REQUIRED WORK
Gather up the lines that contain "quatre".

RECORD EXTRACTS
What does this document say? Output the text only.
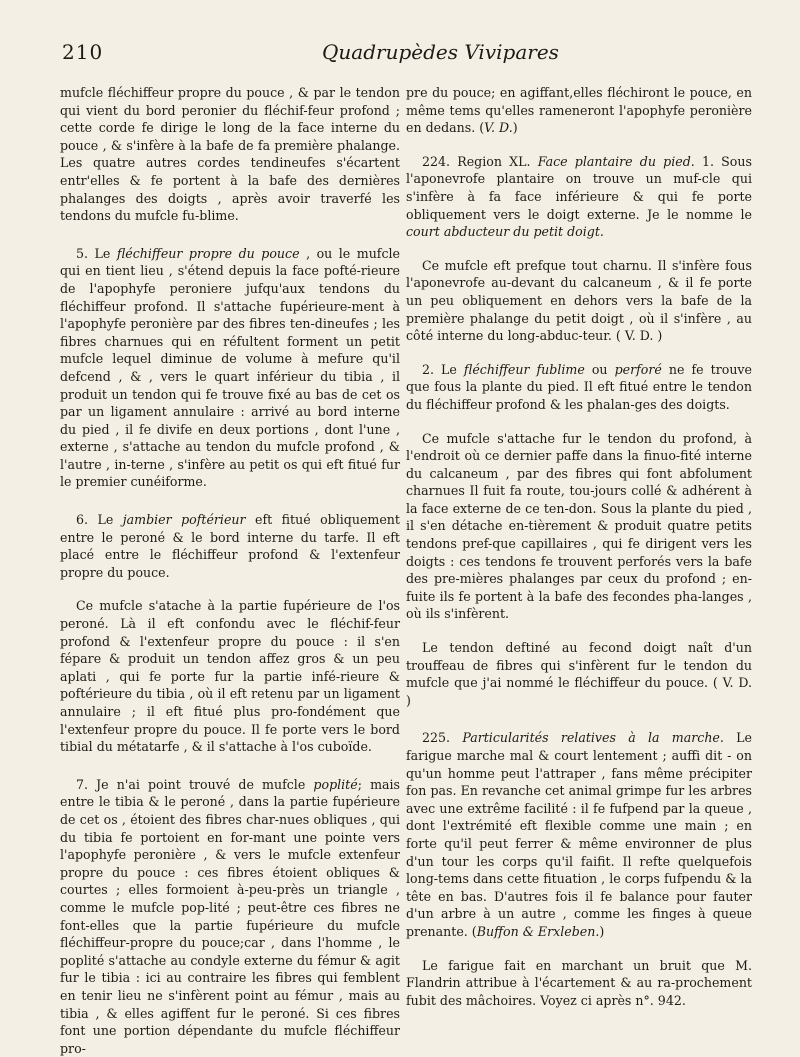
210	Quadrupèdes Vivipares

mufcle fléchiffeur propre du pouce , & par le tendon qui vient du bord peronier du fléchif-feur profond ; cette corde fe dirige le long de la face interne du pouce , & s'infère à la bafe de fa première phalange. Les quatre autres cordes tendineufes s'écartent entr'elles & fe portent à la bafe des dernières phalanges des doigts , après avoir traverfé les tendons du mufcle fu-blime.

5. Le fléchiffeur propre du pouce , ou le mufcle qui en tient lieu , s'étend depuis la face pofté-rieure de l'apophyfe peroniere jufqu'aux tendons du fléchiffeur profond. Il s'attache fupérieure-ment à l'apophyfe peronière par des fibres ten-dineufes ; les fibres charnues qui en réfultent forment un petit mufcle lequel diminue de volume à mefure qu'il defcend , & , vers le quart inférieur du tibia , il produit un tendon qui fe trouve fixé au bas de cet os par un ligament annulaire : arrivé au bord interne du pied , il fe divife en deux portions , dont l'une , externe , s'attache au tendon du mufcle profond , & l'autre , in-terne , s'infère au petit os qui eft fitué fur le premier cunéiforme.

6. Le jambier poftérieur eft fitué obliquement entre le peroné & le bord interne du tarfe. Il eft placé entre le fléchiffeur profond & l'extenfeur propre du pouce.

Ce mufcle s'atache à la partie fupérieure de l'os peroné. Là il eft confondu avec le fléchif-feur profond & l'extenfeur propre du pouce : il s'en fépare & produit un tendon affez gros & un peu aplati , qui fe porte fur la partie infé-rieure & poftérieure du tibia , où il eft retenu par un ligament annulaire ; il eft fitué plus pro-fondément que l'extenfeur propre du pouce. Il fe porte vers le bord tibial du métatarfe , & il s'attache à l'os cuboïde.

7. Je n'ai point trouvé de mufcle poplité; mais entre le tibia & le peroné , dans la partie fupérieure de cet os , étoient des fibres char-nues obliques , qui du tibia fe portoient en for-mant une pointe vers l'apophyfe peronière , & vers le mufcle extenfeur propre du pouce : ces fibres étoient obliques & courtes ; elles formoient à-peu-près un triangle , comme le mufcle pop-lité ; peut-être ces fibres ne font-elles que la partie fupérieure du mufcle fléchiffeur-propre du pouce;car , dans l'homme , le poplité s'attache au condyle externe du fémur & agit fur le tibia : ici au contraire les fibres qui femblent en tenir lieu ne s'infèrent point au fémur , mais au tibia , & elles agiffent fur le peroné. Si ces fibres font une portion dépendante du mufcle fléchiffeur pro-

pre du pouce; en agiffant,elles fléchiront le pouce, en même tems qu'elles rameneront l'apophyfe peronière en dedans. (V. D.)

224. Region XL. Face plantaire du pied. 1. Sous l'aponevrofe plantaire on trouve un muf-cle qui s'infère à fa face inférieure & qui fe porte obliquement vers le doigt externe. Je le nomme le court abducteur du petit doigt.

Ce mufcle eft prefque tout charnu. Il s'infère fous l'aponevrofe au-devant du calcaneum , & il fe porte un peu obliquement en dehors vers la bafe de la première phalange du petit doigt , où il s'infère , au côté interne du long-abduc-teur. ( V. D. )

2. Le fléchiffeur fublime ou perforé ne fe trouve que fous la plante du pied. Il eft fitué entre le tendon du fléchiffeur profond & les phalan-ges des doigts.

Ce mufcle s'attache fur le tendon du profond, à l'endroit où ce dernier paffe dans la finuo-fité interne du calcaneum , par des fibres qui font abfolument charnues Il fuit fa route, tou-jours collé & adhérent à la face externe de ce ten-don. Sous la plante du pied , il s'en détache en-tièrement & produit quatre petits tendons pref-que capillaires , qui fe dirigent vers les doigts : ces tendons fe trouvent perforés vers la bafe des pre-mières phalanges par ceux du profond ; en-fuite ils fe portent à la bafe des fecondes pha-langes , où ils s'infèrent.

Le tendon deftiné au fecond doigt naît d'un trouffeau de fibres qui s'infèrent fur le tendon du mufcle que j'ai nommé le fléchiffeur du pouce. ( V. D. )

225. Particularités relatives à la marche. Le farigue marche mal & court lentement ; auffi dit - on qu'un homme peut l'attraper , fans même précipiter fon pas. En revanche cet animal grimpe fur les arbres avec une extrême facilité : il fe fufpend par la queue , dont l'extrémité eft flexible comme une main ; en forte qu'il peut ferrer & même environner de plus d'un tour les corps qu'il faifit. Il refte quelquefois long-tems dans cette fituation , le corps fufpendu & la tête en bas. D'autres fois il fe balance pour fauter d'un arbre à un autre , comme les finges à queue prenante. (Buffon & Erxleben.)

Le farigue fait en marchant un bruit que M. Flandrin attribue à l'écartement & au ra-prochement fubit des mâchoires. Voyez ci après n°. 942.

WRITTEN RESPONSE
mufcle fléchiffeur propre du pouce , & par le tendon qui vient du bord peronier du fléchif-feur profond ; cette corde fe dirige le long de la face interne du pouce , & s'infère à la bafe de fa première phalange. Les quatre autres cordes tendineufes s'écartent entr'elles & fe portent à la bafe des dernières phalanges des doigts , après avoir traverfé les tendons du mufcle fu-blime.
Ce mufcle s'attache fur le tendon du profond, à l'endroit où ce dernier paffe dans la finuo-fité interne du calcaneum , par des fibres qui font abfolument charnues Il fuit fa route, tou-jours collé & adhérent à la face externe de ce ten-don. Sous la plante du pied , il s'en détache en-tièrement & produit quatre petits tendons pref-que capillaires , qui fe dirigent vers les doigts : ces tendons fe trouvent perforés vers la bafe des pre-mières phalanges par ceux du profond ; en-fuite ils fe portent à la bafe des fecondes pha-langes , où ils s'infèrent.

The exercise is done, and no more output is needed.